• **Written exercise**: Repeat each line exactly as it is written.

..........

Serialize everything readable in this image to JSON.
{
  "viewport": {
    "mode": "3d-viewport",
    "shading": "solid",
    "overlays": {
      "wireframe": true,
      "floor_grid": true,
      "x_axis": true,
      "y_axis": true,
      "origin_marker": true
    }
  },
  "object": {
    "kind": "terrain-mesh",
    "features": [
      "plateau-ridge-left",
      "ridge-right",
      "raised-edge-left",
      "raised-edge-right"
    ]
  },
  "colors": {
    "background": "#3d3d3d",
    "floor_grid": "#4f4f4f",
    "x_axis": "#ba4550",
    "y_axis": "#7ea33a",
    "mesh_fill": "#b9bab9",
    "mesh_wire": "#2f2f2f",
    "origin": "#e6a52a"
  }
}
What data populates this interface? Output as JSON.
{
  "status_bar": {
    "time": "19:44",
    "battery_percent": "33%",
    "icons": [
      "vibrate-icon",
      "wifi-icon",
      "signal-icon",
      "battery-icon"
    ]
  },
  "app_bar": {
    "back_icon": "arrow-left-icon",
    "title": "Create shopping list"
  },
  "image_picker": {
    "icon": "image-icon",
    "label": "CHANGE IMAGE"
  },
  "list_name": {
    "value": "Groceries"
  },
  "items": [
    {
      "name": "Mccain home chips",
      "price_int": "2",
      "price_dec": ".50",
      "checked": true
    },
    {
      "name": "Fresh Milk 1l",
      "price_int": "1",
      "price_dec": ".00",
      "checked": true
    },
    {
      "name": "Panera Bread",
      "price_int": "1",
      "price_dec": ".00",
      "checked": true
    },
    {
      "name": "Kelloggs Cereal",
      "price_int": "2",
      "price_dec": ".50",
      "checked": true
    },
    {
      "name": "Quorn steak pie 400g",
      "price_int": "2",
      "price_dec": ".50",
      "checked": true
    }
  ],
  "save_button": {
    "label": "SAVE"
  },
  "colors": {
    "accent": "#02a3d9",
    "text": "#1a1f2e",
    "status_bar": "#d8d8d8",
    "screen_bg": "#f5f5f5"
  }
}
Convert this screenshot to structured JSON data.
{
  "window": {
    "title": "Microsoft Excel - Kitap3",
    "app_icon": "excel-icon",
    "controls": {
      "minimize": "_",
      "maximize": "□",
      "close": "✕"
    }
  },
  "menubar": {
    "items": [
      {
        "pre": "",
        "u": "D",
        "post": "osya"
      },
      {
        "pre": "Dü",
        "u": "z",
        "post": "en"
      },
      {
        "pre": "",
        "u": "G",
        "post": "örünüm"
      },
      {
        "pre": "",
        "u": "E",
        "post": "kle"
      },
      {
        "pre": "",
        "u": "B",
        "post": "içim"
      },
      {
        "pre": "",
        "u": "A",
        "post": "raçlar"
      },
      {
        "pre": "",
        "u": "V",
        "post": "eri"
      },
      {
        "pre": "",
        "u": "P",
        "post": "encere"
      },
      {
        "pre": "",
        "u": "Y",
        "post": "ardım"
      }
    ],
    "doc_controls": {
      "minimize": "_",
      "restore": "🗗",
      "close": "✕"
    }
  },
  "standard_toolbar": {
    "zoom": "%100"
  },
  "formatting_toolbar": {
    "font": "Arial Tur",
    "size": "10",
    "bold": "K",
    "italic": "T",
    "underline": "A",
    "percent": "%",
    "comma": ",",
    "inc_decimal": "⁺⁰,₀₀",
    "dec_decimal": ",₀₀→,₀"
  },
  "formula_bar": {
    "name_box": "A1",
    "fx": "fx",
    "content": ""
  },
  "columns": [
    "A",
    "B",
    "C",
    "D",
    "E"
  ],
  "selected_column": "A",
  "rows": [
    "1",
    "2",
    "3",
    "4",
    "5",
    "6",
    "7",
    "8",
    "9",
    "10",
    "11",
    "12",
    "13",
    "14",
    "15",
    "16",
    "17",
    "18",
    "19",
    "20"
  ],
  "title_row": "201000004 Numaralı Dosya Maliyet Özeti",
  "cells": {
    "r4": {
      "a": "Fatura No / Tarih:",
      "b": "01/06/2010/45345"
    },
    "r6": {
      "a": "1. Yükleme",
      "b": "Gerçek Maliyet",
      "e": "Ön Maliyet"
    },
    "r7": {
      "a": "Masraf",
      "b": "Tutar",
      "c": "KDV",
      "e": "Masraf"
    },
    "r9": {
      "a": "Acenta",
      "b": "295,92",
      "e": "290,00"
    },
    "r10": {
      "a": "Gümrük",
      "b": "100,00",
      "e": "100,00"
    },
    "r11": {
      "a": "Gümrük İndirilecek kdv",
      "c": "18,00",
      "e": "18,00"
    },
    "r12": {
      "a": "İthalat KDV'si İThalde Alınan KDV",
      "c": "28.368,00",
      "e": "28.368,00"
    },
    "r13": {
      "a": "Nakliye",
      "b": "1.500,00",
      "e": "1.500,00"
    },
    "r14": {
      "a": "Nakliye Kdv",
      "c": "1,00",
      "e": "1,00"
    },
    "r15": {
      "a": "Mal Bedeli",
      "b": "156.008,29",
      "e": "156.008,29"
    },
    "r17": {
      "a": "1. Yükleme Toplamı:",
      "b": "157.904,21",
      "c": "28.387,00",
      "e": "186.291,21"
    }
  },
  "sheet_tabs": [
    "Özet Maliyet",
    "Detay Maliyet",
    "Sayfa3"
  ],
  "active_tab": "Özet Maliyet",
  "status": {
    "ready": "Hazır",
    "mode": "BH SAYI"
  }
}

..........

• **Result of this exercise**:
Serialize everything readable in this image to JSON.
{
  "viewport": {
    "mode": "3d-viewport",
    "shading": "solid",
    "overlays": {
      "wireframe": true,
      "floor_grid": true,
      "x_axis": true,
      "y_axis": true,
      "origin_marker": true
    }
  },
  "object": {
    "kind": "terrain-mesh",
    "features": [
      "plateau-ridge-left",
      "ridge-right",
      "raised-edge-left",
      "raised-edge-right"
    ]
  },
  "colors": {
    "background": "#3d3d3d",
    "floor_grid": "#4f4f4f",
    "x_axis": "#ba4550",
    "y_axis": "#7ea33a",
    "mesh_fill": "#b9bab9",
    "mesh_wire": "#2f2f2f",
    "origin": "#e6a52a"
  }
}
What data populates this interface? Output as JSON.
{
  "status_bar": {
    "time": "19:44",
    "battery_percent": "33%",
    "icons": [
      "vibrate-icon",
      "wifi-icon",
      "signal-icon",
      "battery-icon"
    ]
  },
  "app_bar": {
    "back_icon": "arrow-left-icon",
    "title": "Create shopping list"
  },
  "image_picker": {
    "icon": "image-icon",
    "label": "CHANGE IMAGE"
  },
  "list_name": {
    "value": "Groceries"
  },
  "items": [
    {
      "name": "Mccain home chips",
      "price_int": "2",
      "price_dec": ".50",
      "checked": true
    },
    {
      "name": "Fresh Milk 1l",
      "price_int": "1",
      "price_dec": ".00",
      "checked": true
    },
    {
      "name": "Panera Bread",
      "price_int": "1",
      "price_dec": ".00",
      "checked": true
    },
    {
      "name": "Kelloggs Cereal",
      "price_int": "2",
      "price_dec": ".50",
      "checked": true
    },
    {
      "name": "Quorn steak pie 400g",
      "price_int": "2",
      "price_dec": ".50",
      "checked": true
    }
  ],
  "save_button": {
    "label": "SAVE"
  },
  "colors": {
    "accent": "#02a3d9",
    "text": "#1a1f2e",
    "status_bar": "#d8d8d8",
    "screen_bg": "#f5f5f5"
  }
}
Convert this screenshot to structured JSON data.
{
  "window": {
    "title": "Microsoft Excel - Kitap3",
    "app_icon": "excel-icon",
    "controls": {
      "minimize": "_",
      "maximize": "□",
      "close": "✕"
    }
  },
  "menubar": {
    "items": [
      {
        "pre": "",
        "u": "D",
        "post": "osya"
      },
      {
        "pre": "Dü",
        "u": "z",
        "post": "en"
      },
      {
        "pre": "",
        "u": "G",
        "post": "örünüm"
      },
      {
        "pre": "",
        "u": "E",
        "post": "kle"
      },
      {
        "pre": "",
        "u": "B",
        "post": "içim"
      },
      {
        "pre": "",
        "u": "A",
        "post": "raçlar"
      },
      {
        "pre": "",
        "u": "V",
        "post": "eri"
      },
      {
        "pre": "",
        "u": "P",
        "post": "encere"
      },
      {
        "pre": "",
        "u": "Y",
        "post": "ardım"
      }
    ],
    "doc_controls": {
      "minimize": "_",
      "restore": "🗗",
      "close": "✕"
    }
  },
  "standard_toolbar": {
    "zoom": "%100"
  },
  "formatting_toolbar": {
    "font": "Arial Tur",
    "size": "10",
    "bold": "K",
    "italic": "T",
    "underline": "A",
    "percent": "%",
    "comma": ",",
    "inc_decimal": "⁺⁰,₀₀",
    "dec_decimal": ",₀₀→,₀"
  },
  "formula_bar": {
    "name_box": "A1",
    "fx": "fx",
    "content": ""
  },
  "columns": [
    "A",
    "B",
    "C",
    "D",
    "E"
  ],
  "selected_column": "A",
  "rows": [
    "1",
    "2",
    "3",
    "4",
    "5",
    "6",
    "7",
    "8",
    "9",
    "10",
    "11",
    "12",
    "13",
    "14",
    "15",
    "16",
    "17",
    "18",
    "19",
    "20"
  ],
  "title_row": "201000004 Numaralı Dosya Maliyet Özeti",
  "cells": {
    "r4": {
      "a": "Fatura No / Tarih:",
      "b": "01/06/2010/45345"
    },
    "r6": {
      "a": "1. Yükleme",
      "b": "Gerçek Maliyet",
      "e": "Ön Maliyet"
    },
    "r7": {
      "a": "Masraf",
      "b": "Tutar",
      "c": "KDV",
      "e": "Masraf"
    },
    "r9": {
      "a": "Acenta",
      "b": "295,92",
      "e": "290,00"
    },
    "r10": {
      "a": "Gümrük",
      "b": "100,00",
      "e": "100,00"
    },
    "r11": {
      "a": "Gümrük İndirilecek kdv",
      "c": "18,00",
      "e": "18,00"
    },
    "r12": {
      "a": "İthalat KDV'si İThalde Alınan KDV",
      "c": "28.368,00",
      "e": "28.368,00"
    },
    "r13": {
      "a": "Nakliye",
      "b": "1.500,00",
      "e": "1.500,00"
    },
    "r14": {
      "a": "Nakliye Kdv",
      "c": "1,00",
      "e": "1,00"
    },
    "r15": {
      "a": "Mal Bedeli",
      "b": "156.008,29",
      "e": "156.008,29"
    },
    "r17": {
      "a": "1. Yükleme Toplamı:",
      "b": "157.904,21",
      "c": "28.387,00",
      "e": "186.291,21"
    }
  },
  "sheet_tabs": [
    "Özet Maliyet",
    "Detay Maliyet",
    "Sayfa3"
  ],
  "active_tab": "Özet Maliyet",
  "status": {
    "ready": "Hazır",
    "mode": "BH SAYI"
  }
}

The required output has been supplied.